- _DIRECTIONS FOR THIS TASK_:
Reproduce the entries verbatim from the first line through the line containing "Text: Less than", including both of those lines.

[Raw records]
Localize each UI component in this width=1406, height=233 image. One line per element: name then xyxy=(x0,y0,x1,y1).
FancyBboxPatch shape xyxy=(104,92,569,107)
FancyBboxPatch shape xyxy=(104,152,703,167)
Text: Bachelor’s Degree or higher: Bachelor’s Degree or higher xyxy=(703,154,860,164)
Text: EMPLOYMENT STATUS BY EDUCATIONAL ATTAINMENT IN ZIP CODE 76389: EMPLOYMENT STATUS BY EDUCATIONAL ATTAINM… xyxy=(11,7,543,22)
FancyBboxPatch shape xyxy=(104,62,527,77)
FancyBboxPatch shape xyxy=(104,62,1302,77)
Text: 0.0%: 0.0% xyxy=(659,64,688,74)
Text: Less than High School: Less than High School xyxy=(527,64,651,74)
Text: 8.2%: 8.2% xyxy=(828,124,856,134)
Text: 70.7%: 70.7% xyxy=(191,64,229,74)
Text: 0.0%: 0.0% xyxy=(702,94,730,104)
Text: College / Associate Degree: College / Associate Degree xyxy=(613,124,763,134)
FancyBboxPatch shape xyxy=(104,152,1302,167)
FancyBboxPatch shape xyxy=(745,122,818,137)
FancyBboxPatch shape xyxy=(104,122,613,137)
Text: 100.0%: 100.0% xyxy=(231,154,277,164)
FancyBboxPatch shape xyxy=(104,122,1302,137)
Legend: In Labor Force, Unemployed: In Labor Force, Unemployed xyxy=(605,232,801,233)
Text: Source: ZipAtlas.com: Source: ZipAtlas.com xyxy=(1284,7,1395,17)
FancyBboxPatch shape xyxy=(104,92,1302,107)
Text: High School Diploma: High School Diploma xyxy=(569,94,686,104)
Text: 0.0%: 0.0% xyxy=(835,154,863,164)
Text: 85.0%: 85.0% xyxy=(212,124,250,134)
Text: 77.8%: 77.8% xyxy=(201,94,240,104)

- _ANSWER TO THIS PROBLEM_:
Localize each UI component in this width=1406, height=233 image. One line per element: name then xyxy=(x0,y0,x1,y1).
FancyBboxPatch shape xyxy=(104,92,569,107)
FancyBboxPatch shape xyxy=(104,152,703,167)
Text: Bachelor’s Degree or higher: Bachelor’s Degree or higher xyxy=(703,154,860,164)
Text: EMPLOYMENT STATUS BY EDUCATIONAL ATTAINMENT IN ZIP CODE 76389: EMPLOYMENT STATUS BY EDUCATIONAL ATTAINM… xyxy=(11,7,543,22)
FancyBboxPatch shape xyxy=(104,62,527,77)
FancyBboxPatch shape xyxy=(104,62,1302,77)
Text: 0.0%: 0.0% xyxy=(659,64,688,74)
Text: Less than High School: Less than High School xyxy=(527,64,651,74)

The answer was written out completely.